What this task involves.
Continue the article about Pecsenye's holiday workbook Get Christmased, picking up after its final sentence, not the entries.

Selected excerpt.
We recently tried the workbook, and talked to Pecsenye about the inspiration behind it.
Get Christmased begins with a dose of hard truth: “Christmas is the most hyped holiday in the world—which means it’s also the most confusing and painful holiday. Whether you believe that Christmas is a celebration of the birth of Jesus, a festive day for giving presents and spending time with family, a co-option of the solstice, a big consumer fraud, or just a day off work (or not!), you are probably overwhelmed sometimes with the whole season.”
The workbook’s mission is simple: to help readers cope with feelings of pressure, anxiety or stress around the holiday season, without making any assumptions as to their religious identity, ethnicity, or family makeup. It’s a practical, and welcome, way to break down what is too often a whirlwind of events, expectations, and wild spending.
Pecsenye has a unique approach to giving advice, which she explained when I caught up with her on the phone a few weeks ago: “I started writing an advice column for parents in 2005, when I had two little kids of my own. At the time, most parenting resources on the web were advocating a specific perspective. People would tell you, ‘You have to use this sleep method,’ or ‘You have to use this feeding method.’ But there was no place quite like my site, where I would say ‘Why don’t you pay attention to your kid, and just try a bunch of things and see what’s good for you?'”

Record list.

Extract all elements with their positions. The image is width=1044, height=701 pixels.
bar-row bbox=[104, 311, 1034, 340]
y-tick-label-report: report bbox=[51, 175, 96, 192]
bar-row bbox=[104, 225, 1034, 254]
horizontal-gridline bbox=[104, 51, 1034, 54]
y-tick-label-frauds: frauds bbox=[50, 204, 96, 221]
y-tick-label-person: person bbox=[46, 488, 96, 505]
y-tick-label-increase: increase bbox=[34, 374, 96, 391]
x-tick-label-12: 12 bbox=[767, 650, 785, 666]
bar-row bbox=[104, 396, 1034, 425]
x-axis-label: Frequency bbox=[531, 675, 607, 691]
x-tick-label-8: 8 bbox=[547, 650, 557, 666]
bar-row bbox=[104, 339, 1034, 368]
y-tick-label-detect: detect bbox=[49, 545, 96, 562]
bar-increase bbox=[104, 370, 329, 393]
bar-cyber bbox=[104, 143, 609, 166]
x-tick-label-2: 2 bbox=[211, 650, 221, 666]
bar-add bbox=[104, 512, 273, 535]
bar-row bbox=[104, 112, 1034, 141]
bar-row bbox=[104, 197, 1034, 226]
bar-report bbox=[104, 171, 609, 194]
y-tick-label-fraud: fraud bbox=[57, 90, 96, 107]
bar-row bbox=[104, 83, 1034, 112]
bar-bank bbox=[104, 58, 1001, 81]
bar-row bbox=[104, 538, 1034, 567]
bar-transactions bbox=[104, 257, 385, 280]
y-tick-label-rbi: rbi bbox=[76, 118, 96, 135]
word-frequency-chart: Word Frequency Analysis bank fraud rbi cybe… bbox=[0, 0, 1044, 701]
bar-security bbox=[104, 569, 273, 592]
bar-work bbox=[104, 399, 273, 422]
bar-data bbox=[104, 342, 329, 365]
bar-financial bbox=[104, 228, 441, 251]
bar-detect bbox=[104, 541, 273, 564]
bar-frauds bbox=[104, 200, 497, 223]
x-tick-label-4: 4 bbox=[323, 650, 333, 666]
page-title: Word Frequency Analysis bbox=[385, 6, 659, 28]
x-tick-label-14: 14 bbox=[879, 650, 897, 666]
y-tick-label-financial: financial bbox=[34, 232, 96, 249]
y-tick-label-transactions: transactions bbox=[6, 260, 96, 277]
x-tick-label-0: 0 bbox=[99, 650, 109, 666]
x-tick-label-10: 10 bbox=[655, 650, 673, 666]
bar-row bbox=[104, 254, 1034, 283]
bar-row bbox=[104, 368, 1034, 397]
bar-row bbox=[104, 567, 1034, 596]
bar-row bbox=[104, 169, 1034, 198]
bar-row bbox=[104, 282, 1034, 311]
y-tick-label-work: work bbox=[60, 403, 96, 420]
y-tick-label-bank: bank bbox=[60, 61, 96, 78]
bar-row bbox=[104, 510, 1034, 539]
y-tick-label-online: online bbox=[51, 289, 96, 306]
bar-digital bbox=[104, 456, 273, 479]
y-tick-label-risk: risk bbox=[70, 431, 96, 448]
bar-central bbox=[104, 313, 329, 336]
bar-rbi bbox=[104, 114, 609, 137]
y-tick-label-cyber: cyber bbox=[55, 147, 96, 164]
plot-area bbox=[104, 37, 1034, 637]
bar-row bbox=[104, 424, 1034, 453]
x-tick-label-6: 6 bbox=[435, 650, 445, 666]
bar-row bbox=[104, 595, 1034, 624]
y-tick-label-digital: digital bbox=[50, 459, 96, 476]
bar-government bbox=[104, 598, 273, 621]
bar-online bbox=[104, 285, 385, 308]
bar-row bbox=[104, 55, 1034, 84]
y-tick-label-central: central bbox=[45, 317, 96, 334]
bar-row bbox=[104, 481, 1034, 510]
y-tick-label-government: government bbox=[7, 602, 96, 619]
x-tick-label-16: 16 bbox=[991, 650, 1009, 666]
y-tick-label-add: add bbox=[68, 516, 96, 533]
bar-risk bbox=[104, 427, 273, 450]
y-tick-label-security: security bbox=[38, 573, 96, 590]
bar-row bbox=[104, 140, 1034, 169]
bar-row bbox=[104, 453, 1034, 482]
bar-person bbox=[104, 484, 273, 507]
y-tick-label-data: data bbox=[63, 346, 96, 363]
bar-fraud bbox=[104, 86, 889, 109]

Output for this exercise.
The idea to write about holiday pressure came out of a trend she noticed from readers. “Every year, people were getting so tied up about it. During the Christmas season, our culture is telling people that they have to feel a certain way. And readers were having a really hard time letting go of guilt or resentment they had in order to live through this time.”
The workbook starts with the basics: a series of fill-in-the-blank prompts asking you to think deeply about what your ideas and assumptions around Christmas are. Sample questions include:
“When I was little, Christmas was ______________.”
“Now that I’m an adult, Christmas is _______________.”
Eventually, the harder questions come:
“If there were three things I could change about the month of December, they would be: ______________.”
Once these ideas and assumptions have been established, readers can think critically about how to avoid pitfalls that trigger anxiety and stress during the season.
The fill-in-the-blank style is strategic, Pecsenye says. “I’m kind of crazy about rubrics. I love them. It’s like a baked potato bar: How many different ingredients can I add? I think that everybody likes to have a little bit of guidance, while also having a little bit of possibility.”
And the workbook certainly lives up to its promise of guidance—it is thorough, taking on everything from the pressure of thinking that how we spend New Year’s Eve will somehow set the tone for how we spend the rest of the next year, to the singular bummer of having a birthday that falls too close to one of these major end-of-year holidays.
The workbook takes care to distinguish the actual Christmas holiday from the “cultural Christmas,” which has a way of seeping into the lives of people who have no intention of celebrating December 25.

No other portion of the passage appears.